_GIVEN TEXT_
##############################

Varvara is our narrator, and from the moment she enters the court, the pace is breathtaking, the sense of danger palpable. The reader is drawn close, caught in the decadence and the intrigue and dares not miss a single whisper. Plots, ambition, spying, treachery, flattery, conflict, fear. Trust no one, move swiftly.

Both girls are gifted, literate, speak several languages. They adapt. Sophie quickly realizes that German princesses are not likely to be popular, so she studies Russian assiduously and masters it. She must win over the Tsarina, so converts to the Orthodox faith and accepts a new name, Catherine.

The Polish bookbinder’s daughter is consigned to work in the Imperial Wardrobe. She attracts the attention of the chancellor, Bestuzhev, when delivering a dress to the empress’s chamber. He notes that she is clever, and fluent in Russian, German, French and Polish. Could be useful. He seduces her with a promise, instructs her in the art of deception: “Listen. Watch. Remember. Lie to anyone, but never to me and you won’t regret it.” Varvara learns, never looks back, advances her position.

The chancellor toys with her, but only briefly, for she would be wasted on mere sexual pleasure. She numbs herself to his advances, a small price to pay for securing a better position. In this, her position is no different from that of many others including the Palace guards who are routinely summoned to the empress’s bedroom. They don’t – can’t – refuse, but they know a reward will follow.

Still, Elizabeth had her favorite, the “Emperor of the Night,” a Ukrainian choirboy who eventually rose to a high position and was ennobled. Elizabeth forces a husband on Varvara who, despite her doubts, turns out to be an honorable man.

##############################

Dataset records
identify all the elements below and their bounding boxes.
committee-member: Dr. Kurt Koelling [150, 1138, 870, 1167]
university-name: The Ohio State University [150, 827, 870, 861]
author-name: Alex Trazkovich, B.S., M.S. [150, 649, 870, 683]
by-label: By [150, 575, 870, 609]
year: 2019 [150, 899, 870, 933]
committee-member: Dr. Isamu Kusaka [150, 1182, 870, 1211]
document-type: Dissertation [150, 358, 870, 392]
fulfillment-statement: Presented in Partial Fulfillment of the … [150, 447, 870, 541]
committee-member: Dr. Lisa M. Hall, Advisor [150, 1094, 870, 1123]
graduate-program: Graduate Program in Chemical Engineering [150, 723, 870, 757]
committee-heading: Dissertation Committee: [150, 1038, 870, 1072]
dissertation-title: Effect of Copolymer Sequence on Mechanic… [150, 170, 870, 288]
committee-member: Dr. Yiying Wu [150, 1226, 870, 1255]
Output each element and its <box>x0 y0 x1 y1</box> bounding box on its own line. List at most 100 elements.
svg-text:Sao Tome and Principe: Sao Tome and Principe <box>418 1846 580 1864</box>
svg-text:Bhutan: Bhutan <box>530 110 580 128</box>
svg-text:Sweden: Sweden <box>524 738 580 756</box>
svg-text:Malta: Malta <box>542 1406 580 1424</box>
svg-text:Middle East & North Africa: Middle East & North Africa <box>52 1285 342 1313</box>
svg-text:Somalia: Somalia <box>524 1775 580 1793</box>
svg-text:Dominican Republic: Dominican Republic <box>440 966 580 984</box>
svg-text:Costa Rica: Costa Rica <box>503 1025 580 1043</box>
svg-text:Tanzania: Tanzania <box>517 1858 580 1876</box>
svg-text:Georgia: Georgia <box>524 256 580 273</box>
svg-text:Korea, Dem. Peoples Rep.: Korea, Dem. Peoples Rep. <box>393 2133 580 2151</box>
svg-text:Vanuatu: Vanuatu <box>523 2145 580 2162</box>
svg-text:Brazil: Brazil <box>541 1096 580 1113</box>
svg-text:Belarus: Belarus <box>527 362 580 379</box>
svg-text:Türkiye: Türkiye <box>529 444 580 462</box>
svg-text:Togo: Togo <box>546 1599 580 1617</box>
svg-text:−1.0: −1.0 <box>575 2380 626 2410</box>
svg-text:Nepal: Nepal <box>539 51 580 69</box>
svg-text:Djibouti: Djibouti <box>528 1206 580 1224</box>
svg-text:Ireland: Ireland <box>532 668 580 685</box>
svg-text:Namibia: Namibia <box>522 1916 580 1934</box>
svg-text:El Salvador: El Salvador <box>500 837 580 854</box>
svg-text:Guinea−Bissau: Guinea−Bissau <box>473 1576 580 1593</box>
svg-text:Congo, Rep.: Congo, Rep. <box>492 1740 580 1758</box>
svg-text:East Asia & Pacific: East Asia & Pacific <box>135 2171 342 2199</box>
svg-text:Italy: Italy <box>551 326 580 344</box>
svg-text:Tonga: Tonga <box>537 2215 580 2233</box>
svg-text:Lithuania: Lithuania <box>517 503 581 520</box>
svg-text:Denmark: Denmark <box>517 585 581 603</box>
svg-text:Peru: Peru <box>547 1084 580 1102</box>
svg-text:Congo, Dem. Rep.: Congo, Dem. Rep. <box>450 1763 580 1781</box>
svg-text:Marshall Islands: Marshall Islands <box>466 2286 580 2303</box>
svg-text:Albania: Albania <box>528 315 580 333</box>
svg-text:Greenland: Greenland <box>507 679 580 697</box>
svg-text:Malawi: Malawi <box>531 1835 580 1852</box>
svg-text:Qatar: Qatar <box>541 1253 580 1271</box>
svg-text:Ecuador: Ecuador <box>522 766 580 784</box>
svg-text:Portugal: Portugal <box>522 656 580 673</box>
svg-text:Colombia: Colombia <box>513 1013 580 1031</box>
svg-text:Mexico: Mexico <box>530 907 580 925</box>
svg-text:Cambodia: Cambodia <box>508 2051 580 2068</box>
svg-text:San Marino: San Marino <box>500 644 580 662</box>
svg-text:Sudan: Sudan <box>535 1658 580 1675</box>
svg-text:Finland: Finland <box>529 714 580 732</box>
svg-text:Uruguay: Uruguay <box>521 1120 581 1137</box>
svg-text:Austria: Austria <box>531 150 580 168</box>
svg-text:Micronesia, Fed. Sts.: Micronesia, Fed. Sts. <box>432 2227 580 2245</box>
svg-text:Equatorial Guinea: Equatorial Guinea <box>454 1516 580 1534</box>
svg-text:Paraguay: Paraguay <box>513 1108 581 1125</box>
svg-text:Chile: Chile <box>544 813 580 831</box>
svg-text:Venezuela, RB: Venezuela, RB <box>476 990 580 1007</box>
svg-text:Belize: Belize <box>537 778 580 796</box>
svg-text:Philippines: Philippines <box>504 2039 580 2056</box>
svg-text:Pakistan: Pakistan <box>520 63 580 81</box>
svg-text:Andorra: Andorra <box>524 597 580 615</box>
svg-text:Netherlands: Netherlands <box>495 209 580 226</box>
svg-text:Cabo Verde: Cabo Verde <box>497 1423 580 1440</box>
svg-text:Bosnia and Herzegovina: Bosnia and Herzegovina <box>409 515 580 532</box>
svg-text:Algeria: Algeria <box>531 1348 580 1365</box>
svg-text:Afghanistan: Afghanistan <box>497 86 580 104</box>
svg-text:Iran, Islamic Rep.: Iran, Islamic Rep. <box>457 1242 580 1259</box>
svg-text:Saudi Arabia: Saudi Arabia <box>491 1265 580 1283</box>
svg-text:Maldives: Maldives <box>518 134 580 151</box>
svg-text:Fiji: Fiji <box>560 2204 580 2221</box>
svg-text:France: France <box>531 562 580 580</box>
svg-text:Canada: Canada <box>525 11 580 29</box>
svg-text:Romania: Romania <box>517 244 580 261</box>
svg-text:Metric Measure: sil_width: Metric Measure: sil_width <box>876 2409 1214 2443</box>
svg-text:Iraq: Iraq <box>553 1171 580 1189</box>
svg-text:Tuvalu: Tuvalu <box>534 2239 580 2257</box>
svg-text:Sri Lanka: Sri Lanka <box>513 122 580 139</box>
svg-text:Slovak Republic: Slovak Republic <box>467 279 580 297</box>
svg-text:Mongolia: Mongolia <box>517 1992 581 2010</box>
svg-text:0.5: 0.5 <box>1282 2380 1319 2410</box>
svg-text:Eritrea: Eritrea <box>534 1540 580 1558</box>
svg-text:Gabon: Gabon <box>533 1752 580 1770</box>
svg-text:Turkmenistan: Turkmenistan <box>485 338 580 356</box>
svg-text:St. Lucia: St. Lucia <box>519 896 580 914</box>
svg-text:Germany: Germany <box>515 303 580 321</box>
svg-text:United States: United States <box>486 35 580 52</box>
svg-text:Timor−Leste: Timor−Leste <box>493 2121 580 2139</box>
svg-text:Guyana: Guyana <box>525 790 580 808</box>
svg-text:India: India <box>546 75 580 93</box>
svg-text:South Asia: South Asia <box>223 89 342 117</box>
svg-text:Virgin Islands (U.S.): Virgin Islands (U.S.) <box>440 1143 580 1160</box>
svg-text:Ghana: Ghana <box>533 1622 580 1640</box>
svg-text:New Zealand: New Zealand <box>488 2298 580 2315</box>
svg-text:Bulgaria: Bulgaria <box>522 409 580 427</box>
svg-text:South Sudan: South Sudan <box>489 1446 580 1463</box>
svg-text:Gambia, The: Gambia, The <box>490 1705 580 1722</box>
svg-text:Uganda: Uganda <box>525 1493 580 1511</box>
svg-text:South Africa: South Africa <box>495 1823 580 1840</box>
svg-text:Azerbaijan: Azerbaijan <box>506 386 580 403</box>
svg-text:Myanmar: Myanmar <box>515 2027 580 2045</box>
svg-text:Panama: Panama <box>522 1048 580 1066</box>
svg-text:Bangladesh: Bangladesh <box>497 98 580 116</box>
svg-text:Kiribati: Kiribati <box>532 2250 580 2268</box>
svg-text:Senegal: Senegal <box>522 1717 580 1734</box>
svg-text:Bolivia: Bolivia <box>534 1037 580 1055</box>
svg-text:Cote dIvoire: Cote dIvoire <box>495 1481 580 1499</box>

##############################

_THINGS TO DO_
(a) According to the passage, which languages does the chancellor note that Varvara speaks fluently? List all of them.
(b) Reproduce word for word the stretch of the passage from "The Polish bookbinder’s" through "reward will follow.".

_ANSWERS IN ORDER_
(a) Russian, German, French, Polish

(b)
The Polish bookbinder’s daughter is consigned to work in the Imperial Wardrobe. She attracts the attention of the chancellor, Bestuzhev, when delivering a dress to the empress’s chamber. He notes that she is clever, and fluent in Russian, German, French and Polish. Could be useful. He seduces her with a promise, instructs her in the art of deception: “Listen. Watch. Remember. Lie to anyone, but never to me and you won’t regret it.” Varvara learns, never looks back, advances her position.

The chancellor toys with her, but only briefly, for she would be wasted on mere sexual pleasure. She numbs herself to his advances, a small price to pay for securing a better position. In this, her position is no different from that of many others including the Palace guards who are routinely summoned to the empress’s bedroom. They don’t – can’t – refuse, but they know a reward will follow.